◆ Stated goal:
An exact reproduction of the records is required, with all images left out.

◆ Data to process:

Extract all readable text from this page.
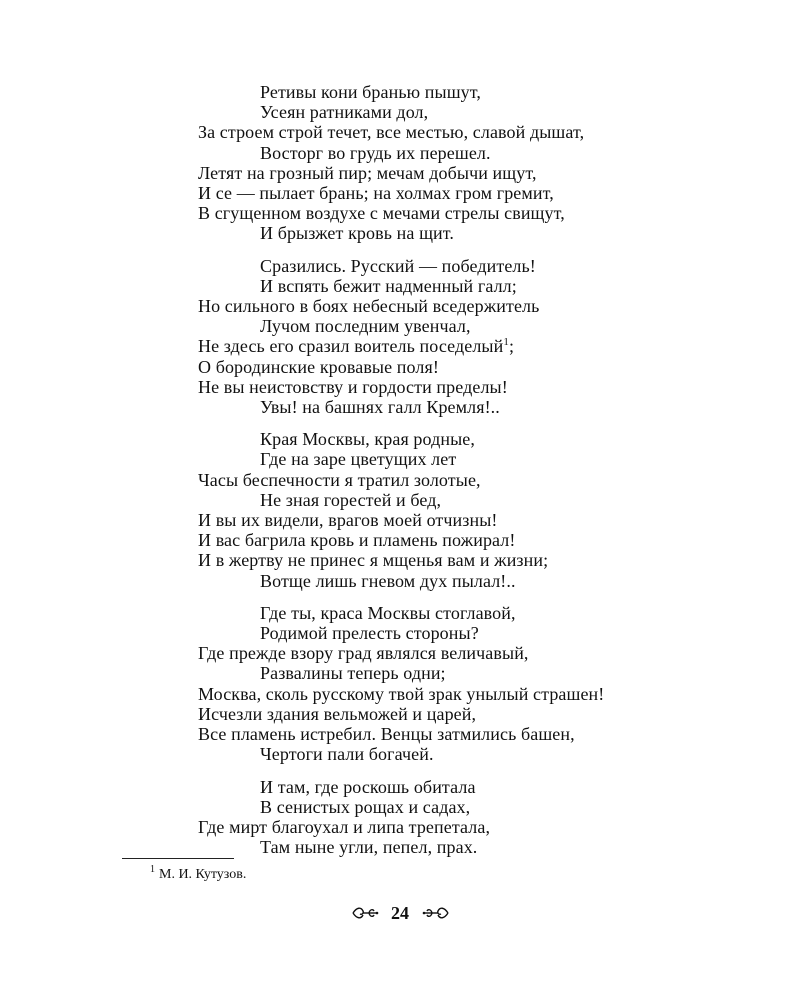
Ретивы кони бранью пышут,
Усеян ратниками дол,
За строем строй течет, все местью, славой дышат,
Восторг во грудь их перешел.
Летят на грозный пир; мечам добычи ищут,
И се — пылает брань; на холмах гром гремит,
В сгущенном воздухе с мечами стрелы свищут,
И брызжет кровь на щит.
Сразились. Русский — победитель!
И вспять бежит надменный галл;
Но сильного в боях небесный вседержитель
Лучом последним увенчал,
Не здесь его сразил воитель поседелый$^1$;
О бородинские кровавые поля!
Не вы неистовству и гордости пределы!
Увы! на башнях галл Кремля!..
Края Москвы, края родные,
Где на заре цветущих лет
Часы беспечности я тратил золотые,
Не зная горестей и бед,
И вы их видели, врагов моей отчизны!
И вас багрила кровь и пламень пожирал!
И в жертву не принес я мщенья вам и жизни;
Вотще лишь гневом дух пылал!..
Где ты, краса Москвы стоглавой,
Родимой прелесть стороны?
Где прежде взору град являлся величавый,
Развалины теперь одни;
Москва, сколь русскому твой зрак унылый страшен!
Исчезли здания вельможей и царей,
Все пламень истребил. Венцы затмились башен,
Чертоги пали богачей.
И там, где роскошь обитала
В сенистых рощах и садах,
Где мирт благоухал и липа трепетала,
Там ныне угли, пепел, прах.
$^1$ М. И. Кутузов.
24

◆ Result of this exercise:
Extract all readable text from this page.
Ретивы кони бранью пышут,
Усеян ратниками дол,
За строем строй течет, все местью, славой дышат,
Восторг во грудь их перешел.
Летят на грозный пир; мечам добычи ищут,
И се — пылает брань; на холмах гром гремит,
В сгущенном воздухе с мечами стрелы свищут,
И брызжет кровь на щит.
Сразились. Русский — победитель!
И вспять бежит надменный галл;
Но сильного в боях небесный вседержитель
Лучом последним увенчал,
Не здесь его сразил воитель поседелый$^1$;
О бородинские кровавые поля!
Не вы неистовству и гордости пределы!
Увы! на башнях галл Кремля!..
Края Москвы, края родные,
Где на заре цветущих лет
Часы беспечности я тратил золотые,
Не зная горестей и бед,
И вы их видели, врагов моей отчизны!
И вас багрила кровь и пламень пожирал!
И в жертву не принес я мщенья вам и жизни;
Вотще лишь гневом дух пылал!..
Где ты, краса Москвы стоглавой,
Родимой прелесть стороны?
Где прежде взору град являлся величавый,
Развалины теперь одни;
Москва, сколь русскому твой зрак унылый страшен!
Исчезли здания вельможей и царей,
Все пламень истребил. Венцы затмились башен,
Чертоги пали богачей.
И там, где роскошь обитала
В сенистых рощах и садах,
Где мирт благоухал и липа трепетала,
Там ныне угли, пепел, прах.
$^1$ М. И. Кутузов.
24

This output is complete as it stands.